• **INSTRUCTIONS FOR THE TASK**
Within the records that follow, find every line containing the string "from". Copy those lines.

Raw records
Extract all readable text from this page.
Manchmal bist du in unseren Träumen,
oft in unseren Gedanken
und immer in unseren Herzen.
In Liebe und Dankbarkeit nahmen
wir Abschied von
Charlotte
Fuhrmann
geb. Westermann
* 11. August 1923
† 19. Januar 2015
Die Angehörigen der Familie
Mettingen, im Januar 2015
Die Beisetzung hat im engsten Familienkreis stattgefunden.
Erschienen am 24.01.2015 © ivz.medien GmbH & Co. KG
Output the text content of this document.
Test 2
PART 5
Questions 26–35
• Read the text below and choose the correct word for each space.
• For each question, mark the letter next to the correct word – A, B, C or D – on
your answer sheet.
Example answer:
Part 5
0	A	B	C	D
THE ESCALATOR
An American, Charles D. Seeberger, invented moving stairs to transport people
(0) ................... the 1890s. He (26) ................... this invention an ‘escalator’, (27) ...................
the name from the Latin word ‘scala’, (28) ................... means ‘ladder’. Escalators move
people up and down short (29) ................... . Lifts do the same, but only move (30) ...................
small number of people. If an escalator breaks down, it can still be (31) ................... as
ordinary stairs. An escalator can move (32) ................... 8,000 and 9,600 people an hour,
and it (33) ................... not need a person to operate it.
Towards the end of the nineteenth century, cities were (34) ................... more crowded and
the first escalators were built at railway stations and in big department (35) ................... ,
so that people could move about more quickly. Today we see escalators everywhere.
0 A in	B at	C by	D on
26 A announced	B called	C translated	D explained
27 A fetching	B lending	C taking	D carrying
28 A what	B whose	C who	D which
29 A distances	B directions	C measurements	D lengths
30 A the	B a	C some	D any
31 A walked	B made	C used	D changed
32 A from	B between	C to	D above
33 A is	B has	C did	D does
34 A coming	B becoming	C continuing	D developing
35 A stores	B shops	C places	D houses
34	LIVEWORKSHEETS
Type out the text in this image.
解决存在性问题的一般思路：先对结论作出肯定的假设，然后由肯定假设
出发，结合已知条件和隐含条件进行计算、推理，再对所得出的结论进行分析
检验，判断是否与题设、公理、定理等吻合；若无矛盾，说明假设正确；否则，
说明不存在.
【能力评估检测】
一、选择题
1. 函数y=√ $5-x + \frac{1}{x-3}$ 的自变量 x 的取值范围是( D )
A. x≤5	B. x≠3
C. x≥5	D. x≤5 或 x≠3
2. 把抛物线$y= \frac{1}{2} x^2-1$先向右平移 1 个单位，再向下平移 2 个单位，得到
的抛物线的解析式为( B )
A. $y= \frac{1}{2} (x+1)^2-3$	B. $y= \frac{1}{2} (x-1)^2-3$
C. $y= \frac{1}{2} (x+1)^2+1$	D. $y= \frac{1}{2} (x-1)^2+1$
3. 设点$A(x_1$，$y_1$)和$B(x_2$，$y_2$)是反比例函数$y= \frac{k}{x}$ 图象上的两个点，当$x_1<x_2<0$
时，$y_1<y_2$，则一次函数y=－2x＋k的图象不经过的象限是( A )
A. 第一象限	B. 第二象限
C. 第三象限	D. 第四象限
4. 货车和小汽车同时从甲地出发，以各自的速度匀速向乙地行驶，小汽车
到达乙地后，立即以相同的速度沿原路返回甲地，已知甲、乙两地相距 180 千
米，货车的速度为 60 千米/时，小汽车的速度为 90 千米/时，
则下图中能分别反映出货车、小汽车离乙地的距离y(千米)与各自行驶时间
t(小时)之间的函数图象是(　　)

• **REPLY**
Extract all readable text from this page.
the name from the Latin word ‘scala’, (28) ................... means ‘ladder’. Escalators move
32 A from	B between	C to	D above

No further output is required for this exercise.